Exercise task
Look through the records below, and copy out every line that holds the string "structured".

++++ Data in this exercise

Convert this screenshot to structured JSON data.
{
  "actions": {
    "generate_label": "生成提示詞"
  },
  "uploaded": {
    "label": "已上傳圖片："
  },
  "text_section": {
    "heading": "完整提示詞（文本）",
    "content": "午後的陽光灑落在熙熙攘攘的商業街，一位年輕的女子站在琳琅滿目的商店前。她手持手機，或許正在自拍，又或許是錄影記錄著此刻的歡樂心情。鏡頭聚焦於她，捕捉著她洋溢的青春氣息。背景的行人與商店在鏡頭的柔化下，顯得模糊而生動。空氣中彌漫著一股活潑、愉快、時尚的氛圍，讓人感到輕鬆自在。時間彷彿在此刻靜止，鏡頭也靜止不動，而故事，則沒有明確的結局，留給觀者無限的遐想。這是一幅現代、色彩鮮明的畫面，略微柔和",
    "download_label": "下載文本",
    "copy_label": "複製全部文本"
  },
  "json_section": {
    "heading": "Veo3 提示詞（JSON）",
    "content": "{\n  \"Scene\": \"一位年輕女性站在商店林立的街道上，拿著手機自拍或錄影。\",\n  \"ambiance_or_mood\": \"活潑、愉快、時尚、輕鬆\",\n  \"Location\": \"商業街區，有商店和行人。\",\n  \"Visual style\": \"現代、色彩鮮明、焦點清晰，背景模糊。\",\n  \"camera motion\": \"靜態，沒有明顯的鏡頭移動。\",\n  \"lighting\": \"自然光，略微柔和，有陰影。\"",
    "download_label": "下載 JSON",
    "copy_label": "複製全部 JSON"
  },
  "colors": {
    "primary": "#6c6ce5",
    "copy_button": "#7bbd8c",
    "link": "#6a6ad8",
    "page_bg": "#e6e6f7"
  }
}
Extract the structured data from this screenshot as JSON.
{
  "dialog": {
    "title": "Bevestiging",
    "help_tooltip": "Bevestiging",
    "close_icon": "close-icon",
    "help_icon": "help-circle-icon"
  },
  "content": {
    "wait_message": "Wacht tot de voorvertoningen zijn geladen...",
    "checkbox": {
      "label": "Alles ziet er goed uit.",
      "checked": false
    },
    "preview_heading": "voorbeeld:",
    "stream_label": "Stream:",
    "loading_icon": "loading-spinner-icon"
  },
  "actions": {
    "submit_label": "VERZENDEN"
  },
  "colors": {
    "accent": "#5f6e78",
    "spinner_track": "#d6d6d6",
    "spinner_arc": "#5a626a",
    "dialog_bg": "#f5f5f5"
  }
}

++++++++

Finished answer
Convert this screenshot to structured JSON data.
Extract the structured data from this screenshot as JSON.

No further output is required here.